Problem = Read through the entries below and return each line with the word "Результаты".
----- Dataset -----
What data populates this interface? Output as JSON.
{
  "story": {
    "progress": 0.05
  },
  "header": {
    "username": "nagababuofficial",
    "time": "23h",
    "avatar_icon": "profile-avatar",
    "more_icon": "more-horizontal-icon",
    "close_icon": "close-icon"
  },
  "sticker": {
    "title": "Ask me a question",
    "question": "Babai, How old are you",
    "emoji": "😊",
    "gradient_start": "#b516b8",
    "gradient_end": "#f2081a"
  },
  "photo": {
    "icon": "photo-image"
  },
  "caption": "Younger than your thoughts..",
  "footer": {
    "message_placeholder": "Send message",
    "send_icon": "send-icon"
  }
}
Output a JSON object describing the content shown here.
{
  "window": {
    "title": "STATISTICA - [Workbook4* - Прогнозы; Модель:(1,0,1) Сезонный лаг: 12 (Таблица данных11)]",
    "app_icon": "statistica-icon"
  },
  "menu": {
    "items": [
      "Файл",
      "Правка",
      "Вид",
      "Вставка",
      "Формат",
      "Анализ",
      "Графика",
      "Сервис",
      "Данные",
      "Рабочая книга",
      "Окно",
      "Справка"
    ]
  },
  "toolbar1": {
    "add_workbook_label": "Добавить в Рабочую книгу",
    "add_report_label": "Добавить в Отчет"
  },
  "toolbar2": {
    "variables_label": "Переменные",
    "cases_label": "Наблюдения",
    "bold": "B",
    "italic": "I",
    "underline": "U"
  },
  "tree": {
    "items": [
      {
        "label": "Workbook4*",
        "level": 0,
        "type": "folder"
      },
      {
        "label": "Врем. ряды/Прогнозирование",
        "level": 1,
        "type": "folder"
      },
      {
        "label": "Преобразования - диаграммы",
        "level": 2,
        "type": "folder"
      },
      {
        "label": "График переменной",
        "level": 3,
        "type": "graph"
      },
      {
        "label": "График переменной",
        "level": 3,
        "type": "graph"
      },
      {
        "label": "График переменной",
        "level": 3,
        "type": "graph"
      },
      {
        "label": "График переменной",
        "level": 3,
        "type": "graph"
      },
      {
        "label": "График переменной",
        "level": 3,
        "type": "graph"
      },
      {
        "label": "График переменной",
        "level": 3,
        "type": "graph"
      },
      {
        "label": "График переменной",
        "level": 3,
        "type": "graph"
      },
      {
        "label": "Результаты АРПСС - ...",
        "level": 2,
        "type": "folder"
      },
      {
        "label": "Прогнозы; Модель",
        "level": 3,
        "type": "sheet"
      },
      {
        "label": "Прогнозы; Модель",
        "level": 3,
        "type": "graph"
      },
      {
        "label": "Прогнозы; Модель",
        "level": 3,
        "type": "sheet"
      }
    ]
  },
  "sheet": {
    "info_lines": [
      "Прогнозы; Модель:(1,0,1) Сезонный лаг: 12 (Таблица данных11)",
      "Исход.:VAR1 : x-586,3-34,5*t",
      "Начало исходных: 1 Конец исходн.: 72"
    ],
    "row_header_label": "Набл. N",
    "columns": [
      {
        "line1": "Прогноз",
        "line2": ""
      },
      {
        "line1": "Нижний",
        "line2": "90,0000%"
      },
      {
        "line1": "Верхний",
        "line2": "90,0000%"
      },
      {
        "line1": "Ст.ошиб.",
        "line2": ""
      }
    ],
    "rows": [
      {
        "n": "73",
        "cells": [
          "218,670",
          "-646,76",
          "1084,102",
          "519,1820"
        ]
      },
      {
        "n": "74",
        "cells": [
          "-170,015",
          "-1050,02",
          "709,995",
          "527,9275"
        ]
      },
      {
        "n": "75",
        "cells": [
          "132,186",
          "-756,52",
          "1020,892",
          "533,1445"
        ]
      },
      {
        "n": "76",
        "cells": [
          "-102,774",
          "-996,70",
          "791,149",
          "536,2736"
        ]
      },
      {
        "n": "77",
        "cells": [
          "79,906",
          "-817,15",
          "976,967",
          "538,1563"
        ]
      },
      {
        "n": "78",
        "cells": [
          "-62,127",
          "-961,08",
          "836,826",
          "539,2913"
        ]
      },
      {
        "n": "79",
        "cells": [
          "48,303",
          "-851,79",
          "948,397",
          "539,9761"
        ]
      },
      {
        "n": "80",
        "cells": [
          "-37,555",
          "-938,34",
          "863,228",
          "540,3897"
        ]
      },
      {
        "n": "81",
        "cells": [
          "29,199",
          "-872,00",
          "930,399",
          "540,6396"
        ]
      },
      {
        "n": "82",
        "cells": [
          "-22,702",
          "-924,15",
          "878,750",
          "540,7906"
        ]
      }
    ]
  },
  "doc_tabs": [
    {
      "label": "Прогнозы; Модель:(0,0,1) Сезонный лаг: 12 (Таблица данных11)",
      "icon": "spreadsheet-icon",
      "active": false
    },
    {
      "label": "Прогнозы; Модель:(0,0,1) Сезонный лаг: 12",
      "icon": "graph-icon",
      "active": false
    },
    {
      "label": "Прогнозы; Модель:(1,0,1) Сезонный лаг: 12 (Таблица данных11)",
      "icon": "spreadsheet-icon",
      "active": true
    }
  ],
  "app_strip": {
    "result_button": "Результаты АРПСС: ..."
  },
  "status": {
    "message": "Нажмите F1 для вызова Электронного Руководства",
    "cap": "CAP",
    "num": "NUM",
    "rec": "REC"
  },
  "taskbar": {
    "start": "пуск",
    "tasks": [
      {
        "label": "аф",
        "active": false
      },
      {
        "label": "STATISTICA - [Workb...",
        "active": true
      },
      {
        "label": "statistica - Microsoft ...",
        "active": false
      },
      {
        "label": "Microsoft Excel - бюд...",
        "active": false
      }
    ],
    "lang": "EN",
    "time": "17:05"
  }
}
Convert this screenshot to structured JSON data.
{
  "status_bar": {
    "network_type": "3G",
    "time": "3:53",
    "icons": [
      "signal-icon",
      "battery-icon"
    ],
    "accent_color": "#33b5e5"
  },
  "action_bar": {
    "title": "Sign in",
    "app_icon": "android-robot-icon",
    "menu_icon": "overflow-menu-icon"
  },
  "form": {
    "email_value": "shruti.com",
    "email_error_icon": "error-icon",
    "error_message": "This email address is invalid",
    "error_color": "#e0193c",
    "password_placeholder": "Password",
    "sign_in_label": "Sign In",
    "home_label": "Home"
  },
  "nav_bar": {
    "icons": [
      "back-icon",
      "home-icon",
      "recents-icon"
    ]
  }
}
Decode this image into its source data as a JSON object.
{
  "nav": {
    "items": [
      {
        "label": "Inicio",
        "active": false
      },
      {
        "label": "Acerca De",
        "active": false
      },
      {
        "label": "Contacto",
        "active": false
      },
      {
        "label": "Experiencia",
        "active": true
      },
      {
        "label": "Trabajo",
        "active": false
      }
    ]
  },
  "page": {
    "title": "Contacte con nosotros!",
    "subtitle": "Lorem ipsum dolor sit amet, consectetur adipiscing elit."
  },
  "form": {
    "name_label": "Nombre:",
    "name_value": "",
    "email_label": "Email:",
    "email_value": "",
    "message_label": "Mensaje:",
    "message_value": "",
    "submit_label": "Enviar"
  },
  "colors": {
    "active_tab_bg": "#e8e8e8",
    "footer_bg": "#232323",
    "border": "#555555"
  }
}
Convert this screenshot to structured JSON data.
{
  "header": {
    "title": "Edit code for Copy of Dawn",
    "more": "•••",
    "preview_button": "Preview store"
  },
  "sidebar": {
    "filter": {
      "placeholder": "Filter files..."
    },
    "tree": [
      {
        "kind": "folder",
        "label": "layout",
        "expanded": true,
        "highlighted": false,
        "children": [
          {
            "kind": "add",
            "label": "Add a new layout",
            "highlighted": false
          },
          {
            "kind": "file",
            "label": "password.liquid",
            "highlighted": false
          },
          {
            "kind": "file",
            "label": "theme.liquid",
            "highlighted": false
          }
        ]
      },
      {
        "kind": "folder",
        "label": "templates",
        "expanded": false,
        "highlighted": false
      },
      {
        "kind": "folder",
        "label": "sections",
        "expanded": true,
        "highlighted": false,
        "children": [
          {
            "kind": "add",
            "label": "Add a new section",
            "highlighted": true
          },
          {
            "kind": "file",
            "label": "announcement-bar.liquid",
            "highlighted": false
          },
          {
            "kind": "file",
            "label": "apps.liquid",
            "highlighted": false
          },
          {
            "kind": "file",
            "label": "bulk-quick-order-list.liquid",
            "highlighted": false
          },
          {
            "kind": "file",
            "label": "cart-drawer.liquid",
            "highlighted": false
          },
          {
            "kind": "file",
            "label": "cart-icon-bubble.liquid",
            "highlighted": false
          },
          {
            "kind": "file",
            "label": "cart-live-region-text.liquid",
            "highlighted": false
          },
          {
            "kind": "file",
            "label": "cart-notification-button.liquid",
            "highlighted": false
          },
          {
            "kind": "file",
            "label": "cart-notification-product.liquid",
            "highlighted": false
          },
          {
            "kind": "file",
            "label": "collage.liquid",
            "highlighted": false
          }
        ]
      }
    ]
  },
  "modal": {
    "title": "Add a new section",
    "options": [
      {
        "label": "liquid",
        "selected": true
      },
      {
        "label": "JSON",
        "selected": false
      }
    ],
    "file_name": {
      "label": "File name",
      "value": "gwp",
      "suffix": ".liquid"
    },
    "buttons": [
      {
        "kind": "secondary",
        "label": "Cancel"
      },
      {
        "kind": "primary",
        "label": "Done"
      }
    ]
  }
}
-----
Solution =
        "label": "Результаты АРПСС - ...",
    "result_button": "Результаты АРПСС: ..."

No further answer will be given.